(Records contained in a dataset)
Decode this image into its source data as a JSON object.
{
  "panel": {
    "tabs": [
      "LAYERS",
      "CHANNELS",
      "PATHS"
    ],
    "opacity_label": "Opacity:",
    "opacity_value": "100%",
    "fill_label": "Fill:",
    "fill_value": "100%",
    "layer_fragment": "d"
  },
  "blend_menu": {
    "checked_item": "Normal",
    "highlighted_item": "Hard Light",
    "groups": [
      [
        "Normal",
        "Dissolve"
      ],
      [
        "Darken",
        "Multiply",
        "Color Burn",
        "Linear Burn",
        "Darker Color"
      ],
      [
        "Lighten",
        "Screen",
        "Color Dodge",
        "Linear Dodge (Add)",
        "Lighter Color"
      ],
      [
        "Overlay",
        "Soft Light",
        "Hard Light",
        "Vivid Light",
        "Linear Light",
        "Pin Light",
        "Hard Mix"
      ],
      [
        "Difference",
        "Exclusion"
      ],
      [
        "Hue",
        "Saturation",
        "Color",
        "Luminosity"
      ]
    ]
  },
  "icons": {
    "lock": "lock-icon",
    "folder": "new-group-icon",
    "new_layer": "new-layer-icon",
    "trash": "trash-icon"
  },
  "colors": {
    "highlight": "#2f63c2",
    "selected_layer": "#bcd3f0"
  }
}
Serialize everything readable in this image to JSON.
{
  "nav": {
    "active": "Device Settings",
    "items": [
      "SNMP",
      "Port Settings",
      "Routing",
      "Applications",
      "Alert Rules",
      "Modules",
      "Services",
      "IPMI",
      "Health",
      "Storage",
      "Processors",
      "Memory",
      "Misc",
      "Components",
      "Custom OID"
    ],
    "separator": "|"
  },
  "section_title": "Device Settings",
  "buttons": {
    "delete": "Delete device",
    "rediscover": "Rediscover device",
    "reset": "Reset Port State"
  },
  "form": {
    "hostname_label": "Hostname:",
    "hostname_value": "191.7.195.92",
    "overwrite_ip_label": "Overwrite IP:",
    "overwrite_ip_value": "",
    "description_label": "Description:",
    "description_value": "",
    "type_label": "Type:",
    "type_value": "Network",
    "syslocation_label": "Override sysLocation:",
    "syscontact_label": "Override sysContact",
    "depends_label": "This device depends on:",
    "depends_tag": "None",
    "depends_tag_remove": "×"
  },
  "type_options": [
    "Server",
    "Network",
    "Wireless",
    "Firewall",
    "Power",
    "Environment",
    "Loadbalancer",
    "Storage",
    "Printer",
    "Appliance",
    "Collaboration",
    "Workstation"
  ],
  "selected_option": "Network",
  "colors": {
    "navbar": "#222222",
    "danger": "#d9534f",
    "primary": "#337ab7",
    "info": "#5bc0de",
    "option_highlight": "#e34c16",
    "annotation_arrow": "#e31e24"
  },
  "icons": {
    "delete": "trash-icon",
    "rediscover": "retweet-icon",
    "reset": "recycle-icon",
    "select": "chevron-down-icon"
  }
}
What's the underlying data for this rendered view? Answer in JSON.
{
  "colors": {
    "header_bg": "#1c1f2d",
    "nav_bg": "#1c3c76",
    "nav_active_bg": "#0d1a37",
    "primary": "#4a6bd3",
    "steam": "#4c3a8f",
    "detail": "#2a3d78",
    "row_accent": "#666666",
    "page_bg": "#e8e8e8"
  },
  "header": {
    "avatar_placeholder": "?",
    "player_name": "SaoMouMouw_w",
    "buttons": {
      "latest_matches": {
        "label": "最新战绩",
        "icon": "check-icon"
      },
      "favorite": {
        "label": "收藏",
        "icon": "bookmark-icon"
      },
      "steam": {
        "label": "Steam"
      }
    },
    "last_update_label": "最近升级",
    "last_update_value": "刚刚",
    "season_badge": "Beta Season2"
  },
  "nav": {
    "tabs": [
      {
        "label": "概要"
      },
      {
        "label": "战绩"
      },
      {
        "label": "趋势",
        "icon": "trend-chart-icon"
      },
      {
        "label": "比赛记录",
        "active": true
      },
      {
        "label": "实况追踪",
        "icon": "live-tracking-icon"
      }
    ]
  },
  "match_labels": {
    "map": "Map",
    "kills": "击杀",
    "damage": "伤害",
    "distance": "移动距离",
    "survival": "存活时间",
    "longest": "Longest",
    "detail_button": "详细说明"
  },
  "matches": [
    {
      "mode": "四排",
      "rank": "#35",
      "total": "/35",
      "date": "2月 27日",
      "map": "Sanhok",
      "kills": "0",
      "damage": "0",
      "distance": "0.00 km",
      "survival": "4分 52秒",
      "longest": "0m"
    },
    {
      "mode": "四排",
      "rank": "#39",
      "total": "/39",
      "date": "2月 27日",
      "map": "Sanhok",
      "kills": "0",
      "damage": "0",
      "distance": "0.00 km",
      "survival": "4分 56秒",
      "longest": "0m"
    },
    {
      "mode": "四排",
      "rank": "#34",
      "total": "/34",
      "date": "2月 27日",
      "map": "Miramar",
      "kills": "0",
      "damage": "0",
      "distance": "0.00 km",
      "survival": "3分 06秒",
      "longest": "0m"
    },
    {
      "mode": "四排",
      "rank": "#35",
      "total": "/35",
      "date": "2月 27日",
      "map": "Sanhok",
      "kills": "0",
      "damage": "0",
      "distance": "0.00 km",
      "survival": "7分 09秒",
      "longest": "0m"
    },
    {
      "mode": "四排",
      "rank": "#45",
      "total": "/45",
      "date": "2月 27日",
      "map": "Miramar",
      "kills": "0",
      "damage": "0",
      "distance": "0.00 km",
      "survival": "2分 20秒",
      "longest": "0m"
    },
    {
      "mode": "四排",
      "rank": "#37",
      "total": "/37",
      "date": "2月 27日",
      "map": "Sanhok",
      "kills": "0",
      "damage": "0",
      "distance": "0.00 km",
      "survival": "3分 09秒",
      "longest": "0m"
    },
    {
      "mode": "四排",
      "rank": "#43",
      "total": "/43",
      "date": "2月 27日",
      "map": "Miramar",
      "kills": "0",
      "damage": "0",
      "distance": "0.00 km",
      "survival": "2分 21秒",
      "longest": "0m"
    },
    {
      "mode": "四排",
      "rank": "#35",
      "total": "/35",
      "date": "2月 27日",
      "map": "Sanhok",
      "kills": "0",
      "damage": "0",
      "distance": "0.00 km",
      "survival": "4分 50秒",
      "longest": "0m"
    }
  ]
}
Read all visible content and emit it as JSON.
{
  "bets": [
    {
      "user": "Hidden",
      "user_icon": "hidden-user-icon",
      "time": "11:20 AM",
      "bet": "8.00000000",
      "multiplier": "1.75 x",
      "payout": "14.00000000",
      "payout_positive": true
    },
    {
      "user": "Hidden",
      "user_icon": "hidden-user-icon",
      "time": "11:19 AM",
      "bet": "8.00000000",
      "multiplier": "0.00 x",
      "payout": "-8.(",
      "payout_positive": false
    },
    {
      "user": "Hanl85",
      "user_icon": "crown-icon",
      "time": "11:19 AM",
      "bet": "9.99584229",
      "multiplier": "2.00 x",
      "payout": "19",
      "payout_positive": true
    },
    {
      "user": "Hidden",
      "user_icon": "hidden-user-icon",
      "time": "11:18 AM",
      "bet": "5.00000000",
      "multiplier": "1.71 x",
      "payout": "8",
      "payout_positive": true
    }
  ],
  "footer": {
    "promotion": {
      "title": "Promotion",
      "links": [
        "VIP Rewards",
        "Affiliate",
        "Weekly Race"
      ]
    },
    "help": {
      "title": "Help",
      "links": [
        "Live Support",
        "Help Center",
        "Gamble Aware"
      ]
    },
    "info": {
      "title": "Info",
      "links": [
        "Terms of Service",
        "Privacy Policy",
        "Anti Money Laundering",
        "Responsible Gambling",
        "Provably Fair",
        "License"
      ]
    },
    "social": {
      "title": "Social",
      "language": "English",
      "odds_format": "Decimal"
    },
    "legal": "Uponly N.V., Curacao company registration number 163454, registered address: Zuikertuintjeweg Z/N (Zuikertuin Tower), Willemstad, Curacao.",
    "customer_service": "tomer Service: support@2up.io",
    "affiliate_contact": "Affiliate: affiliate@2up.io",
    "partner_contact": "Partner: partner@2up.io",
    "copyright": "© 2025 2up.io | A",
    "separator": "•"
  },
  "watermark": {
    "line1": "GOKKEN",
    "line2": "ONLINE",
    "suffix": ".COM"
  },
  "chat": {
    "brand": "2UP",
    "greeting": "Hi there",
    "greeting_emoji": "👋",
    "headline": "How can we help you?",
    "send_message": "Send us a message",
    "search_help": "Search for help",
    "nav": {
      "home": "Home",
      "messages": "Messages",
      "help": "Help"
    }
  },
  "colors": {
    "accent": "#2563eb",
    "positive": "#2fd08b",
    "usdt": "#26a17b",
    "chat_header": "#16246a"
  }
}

## TASK REQUIREMENTS
Locate all lines holding the word "multiplier", then copy them out.

## REPLY
      "multiplier": "1.75 x",
      "multiplier": "0.00 x",
      "multiplier": "2.00 x",
      "multiplier": "1.71 x",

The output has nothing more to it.